→ **Task statement**
From the entries provided below, copy each line that contains the word "JSON".

Raw records
■ ■ ■

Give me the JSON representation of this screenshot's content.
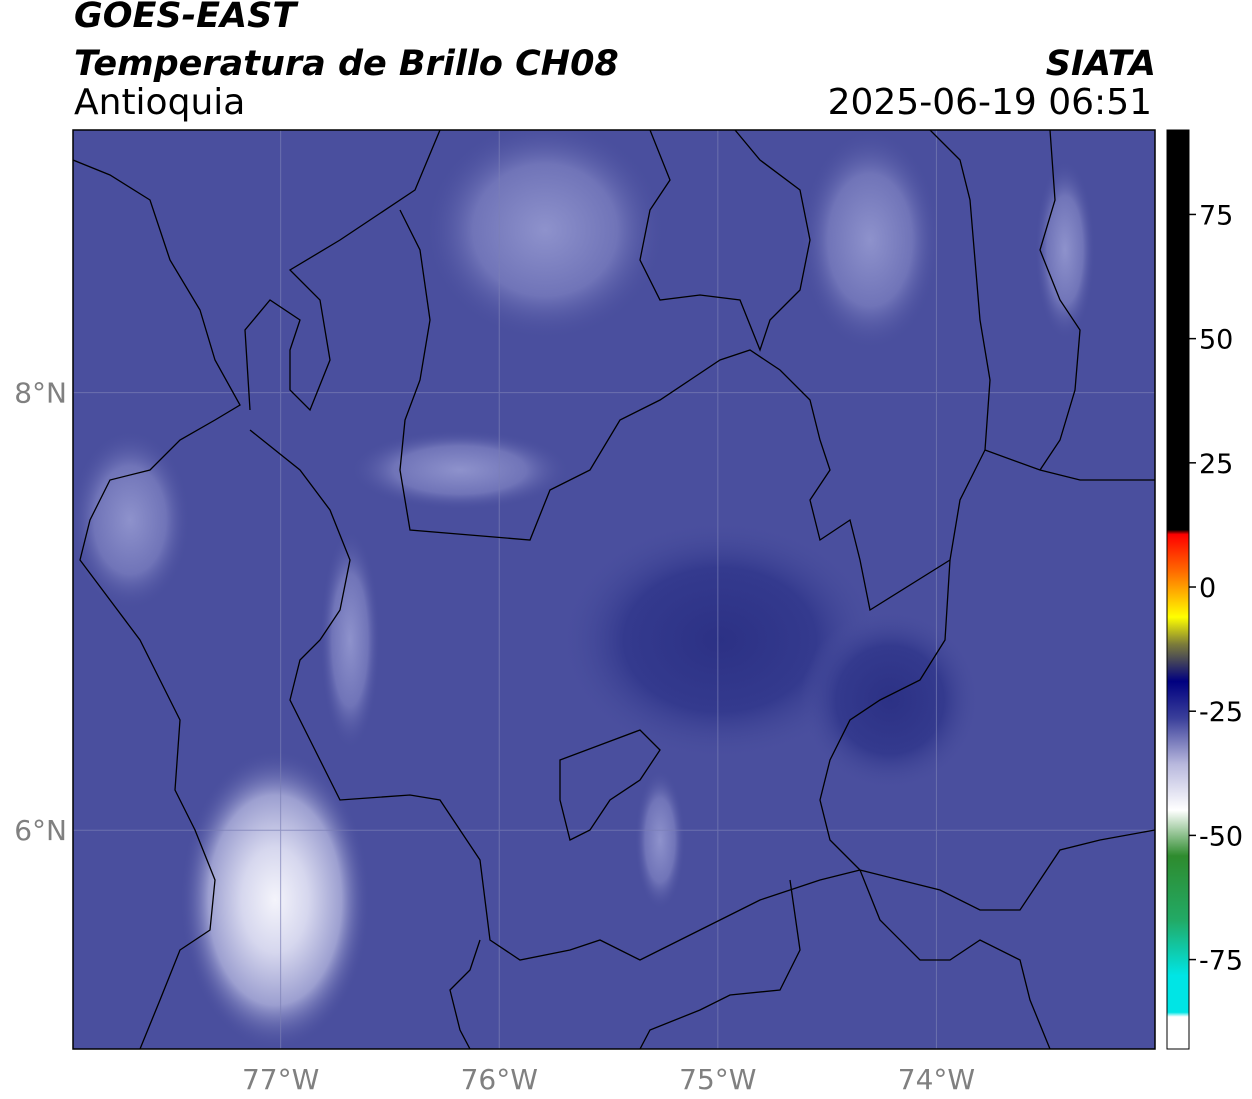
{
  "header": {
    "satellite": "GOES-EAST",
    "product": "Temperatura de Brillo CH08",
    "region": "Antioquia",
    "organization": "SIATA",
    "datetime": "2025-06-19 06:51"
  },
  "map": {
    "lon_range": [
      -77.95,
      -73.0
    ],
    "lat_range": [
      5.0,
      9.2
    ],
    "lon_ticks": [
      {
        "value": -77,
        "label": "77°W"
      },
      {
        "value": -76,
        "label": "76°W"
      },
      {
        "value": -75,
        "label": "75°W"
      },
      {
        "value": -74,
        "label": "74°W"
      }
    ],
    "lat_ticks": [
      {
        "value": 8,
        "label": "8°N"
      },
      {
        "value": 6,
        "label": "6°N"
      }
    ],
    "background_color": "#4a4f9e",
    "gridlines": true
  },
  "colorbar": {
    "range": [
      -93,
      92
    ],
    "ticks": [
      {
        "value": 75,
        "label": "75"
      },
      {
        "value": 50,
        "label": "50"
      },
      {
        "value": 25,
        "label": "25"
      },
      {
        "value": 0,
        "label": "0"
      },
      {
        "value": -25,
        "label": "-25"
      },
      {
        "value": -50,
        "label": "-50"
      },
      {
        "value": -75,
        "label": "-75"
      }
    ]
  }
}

■ ■ ■

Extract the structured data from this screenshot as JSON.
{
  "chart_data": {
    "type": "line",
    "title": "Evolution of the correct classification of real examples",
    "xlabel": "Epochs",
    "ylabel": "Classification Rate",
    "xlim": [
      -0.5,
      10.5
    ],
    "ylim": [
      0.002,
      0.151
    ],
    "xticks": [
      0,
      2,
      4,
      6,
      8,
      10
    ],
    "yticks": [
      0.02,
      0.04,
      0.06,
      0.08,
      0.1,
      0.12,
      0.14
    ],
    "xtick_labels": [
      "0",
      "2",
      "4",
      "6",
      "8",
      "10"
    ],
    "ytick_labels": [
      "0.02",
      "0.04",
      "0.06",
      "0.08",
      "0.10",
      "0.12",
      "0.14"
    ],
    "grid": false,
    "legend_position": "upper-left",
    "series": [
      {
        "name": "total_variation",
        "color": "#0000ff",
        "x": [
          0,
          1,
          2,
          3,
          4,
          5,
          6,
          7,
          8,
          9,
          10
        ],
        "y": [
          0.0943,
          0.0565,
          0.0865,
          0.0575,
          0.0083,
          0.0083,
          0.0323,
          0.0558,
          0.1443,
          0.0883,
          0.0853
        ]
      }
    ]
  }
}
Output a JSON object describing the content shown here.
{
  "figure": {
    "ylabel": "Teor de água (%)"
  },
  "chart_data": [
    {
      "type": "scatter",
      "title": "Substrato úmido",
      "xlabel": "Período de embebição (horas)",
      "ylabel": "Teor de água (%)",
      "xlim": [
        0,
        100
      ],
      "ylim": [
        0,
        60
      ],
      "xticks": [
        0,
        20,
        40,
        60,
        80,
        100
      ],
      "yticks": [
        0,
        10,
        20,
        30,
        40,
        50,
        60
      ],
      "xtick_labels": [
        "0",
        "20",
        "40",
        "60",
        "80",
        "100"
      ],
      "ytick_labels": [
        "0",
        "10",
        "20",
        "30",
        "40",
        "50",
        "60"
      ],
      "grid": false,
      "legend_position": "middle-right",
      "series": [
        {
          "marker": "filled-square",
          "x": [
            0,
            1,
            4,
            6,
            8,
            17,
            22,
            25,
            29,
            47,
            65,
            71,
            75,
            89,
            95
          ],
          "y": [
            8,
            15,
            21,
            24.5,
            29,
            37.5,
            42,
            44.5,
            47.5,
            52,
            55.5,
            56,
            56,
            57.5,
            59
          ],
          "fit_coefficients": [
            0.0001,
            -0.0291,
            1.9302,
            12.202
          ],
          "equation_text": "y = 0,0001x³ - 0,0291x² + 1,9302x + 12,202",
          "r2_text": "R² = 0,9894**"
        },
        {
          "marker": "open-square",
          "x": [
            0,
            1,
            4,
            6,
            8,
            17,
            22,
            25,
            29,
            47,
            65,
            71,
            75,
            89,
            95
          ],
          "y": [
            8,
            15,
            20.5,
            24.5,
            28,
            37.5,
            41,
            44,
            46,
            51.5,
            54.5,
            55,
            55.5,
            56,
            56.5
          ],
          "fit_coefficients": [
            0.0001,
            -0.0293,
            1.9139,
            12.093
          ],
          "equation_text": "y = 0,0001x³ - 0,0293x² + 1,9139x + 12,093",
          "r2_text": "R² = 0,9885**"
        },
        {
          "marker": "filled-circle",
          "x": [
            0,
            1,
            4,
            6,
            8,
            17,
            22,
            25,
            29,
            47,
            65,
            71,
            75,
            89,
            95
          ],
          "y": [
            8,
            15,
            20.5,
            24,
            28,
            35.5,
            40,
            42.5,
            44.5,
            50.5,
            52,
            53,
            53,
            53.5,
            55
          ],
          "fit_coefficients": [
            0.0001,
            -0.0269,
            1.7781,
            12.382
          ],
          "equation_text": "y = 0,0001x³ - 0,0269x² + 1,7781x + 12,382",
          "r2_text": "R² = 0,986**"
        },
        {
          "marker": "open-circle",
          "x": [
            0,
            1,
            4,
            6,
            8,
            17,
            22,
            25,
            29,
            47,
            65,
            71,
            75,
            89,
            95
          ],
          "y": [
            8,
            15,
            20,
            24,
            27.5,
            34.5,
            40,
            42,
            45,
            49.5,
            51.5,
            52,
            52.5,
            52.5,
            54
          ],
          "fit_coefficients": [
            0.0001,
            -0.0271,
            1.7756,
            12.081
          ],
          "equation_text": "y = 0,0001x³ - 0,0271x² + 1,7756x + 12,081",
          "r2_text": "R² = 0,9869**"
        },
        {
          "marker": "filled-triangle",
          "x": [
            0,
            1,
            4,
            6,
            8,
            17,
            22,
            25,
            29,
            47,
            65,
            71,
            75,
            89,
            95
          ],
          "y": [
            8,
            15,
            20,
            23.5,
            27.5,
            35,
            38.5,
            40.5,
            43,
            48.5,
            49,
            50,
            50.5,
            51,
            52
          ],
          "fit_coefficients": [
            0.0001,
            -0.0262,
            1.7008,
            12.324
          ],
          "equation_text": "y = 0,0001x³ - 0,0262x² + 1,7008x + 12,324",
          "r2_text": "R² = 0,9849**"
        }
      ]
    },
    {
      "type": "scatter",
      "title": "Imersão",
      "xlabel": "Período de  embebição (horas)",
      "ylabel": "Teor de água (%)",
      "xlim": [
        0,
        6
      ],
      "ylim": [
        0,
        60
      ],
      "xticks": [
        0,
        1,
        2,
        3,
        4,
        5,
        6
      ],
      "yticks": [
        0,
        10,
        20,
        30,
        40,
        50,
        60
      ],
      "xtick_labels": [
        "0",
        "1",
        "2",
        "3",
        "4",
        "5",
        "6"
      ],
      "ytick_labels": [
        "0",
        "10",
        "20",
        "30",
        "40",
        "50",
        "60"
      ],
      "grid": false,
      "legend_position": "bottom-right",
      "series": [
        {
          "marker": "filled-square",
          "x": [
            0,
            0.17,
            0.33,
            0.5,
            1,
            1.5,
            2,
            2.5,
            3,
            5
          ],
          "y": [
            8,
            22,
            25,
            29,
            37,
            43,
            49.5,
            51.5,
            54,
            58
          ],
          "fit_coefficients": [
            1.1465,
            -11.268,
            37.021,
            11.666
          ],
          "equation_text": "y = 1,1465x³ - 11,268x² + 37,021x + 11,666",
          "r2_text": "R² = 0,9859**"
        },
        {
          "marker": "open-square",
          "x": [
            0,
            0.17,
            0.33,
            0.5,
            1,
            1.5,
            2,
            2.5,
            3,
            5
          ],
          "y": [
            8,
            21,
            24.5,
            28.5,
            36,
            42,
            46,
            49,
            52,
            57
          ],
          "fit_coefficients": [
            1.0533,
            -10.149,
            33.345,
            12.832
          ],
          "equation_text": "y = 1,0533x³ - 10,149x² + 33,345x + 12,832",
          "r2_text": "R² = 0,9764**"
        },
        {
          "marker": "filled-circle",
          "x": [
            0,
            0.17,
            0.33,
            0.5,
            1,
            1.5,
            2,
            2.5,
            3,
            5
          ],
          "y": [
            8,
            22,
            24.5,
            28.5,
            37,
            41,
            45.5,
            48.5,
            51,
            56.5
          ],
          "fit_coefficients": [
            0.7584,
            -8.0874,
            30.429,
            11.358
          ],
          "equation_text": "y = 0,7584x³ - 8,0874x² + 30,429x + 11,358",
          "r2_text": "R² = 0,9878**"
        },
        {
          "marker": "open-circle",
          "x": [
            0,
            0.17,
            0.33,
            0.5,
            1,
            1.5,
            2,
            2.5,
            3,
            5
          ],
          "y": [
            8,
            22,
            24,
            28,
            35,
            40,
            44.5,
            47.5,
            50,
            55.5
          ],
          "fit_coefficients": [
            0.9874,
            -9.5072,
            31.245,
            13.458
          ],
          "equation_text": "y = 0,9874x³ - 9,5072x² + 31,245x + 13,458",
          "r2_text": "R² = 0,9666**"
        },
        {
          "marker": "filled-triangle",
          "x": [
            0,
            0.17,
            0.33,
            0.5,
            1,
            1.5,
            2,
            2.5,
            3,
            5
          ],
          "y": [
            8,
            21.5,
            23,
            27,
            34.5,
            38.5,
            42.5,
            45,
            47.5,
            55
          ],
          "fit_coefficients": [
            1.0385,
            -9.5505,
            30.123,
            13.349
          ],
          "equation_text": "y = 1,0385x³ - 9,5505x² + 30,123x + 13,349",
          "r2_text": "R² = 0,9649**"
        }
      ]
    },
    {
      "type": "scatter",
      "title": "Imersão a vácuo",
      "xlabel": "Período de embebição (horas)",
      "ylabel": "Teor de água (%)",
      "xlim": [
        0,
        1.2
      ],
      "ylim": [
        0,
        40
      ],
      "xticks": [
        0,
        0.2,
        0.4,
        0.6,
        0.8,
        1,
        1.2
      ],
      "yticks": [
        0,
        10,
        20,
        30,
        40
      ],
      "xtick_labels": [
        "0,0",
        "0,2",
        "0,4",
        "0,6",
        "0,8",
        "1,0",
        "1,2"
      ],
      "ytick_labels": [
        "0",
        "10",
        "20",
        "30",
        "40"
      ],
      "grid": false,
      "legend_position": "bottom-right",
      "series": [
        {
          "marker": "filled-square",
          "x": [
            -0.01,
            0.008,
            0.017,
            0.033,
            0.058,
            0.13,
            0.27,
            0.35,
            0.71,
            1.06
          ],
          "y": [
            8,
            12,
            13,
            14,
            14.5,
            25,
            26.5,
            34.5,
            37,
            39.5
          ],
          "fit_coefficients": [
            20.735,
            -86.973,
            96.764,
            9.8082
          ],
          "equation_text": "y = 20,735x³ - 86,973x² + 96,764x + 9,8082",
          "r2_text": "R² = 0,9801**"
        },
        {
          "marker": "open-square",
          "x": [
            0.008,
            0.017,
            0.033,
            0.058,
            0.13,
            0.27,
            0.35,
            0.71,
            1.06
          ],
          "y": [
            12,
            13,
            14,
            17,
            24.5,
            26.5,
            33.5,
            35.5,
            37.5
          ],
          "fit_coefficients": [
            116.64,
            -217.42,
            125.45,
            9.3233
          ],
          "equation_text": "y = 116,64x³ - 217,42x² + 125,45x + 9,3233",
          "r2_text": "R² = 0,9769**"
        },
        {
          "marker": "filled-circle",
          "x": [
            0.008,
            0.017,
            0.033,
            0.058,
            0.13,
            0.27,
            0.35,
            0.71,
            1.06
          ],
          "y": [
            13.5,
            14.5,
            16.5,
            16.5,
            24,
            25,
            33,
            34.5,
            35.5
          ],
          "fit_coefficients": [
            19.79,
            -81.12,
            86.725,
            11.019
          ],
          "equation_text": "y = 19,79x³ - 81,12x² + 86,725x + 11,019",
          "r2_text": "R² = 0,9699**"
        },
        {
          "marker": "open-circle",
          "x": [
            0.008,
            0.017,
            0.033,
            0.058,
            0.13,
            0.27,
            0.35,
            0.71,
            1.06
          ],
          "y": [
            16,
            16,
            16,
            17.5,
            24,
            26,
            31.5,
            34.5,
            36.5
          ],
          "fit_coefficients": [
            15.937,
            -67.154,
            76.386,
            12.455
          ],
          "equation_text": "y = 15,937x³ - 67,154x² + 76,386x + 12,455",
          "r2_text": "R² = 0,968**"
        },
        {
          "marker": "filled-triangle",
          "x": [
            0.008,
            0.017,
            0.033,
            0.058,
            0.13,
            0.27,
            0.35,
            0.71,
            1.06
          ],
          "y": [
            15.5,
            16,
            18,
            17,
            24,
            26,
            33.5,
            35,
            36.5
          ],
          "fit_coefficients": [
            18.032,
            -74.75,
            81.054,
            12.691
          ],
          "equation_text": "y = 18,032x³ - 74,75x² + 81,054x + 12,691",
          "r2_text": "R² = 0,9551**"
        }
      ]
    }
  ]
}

■ ■ ■

→ **Solution**
Give me the JSON representation of this screenshot's content.
Extract the structured data from this screenshot as JSON.
Output a JSON object describing the content shown here.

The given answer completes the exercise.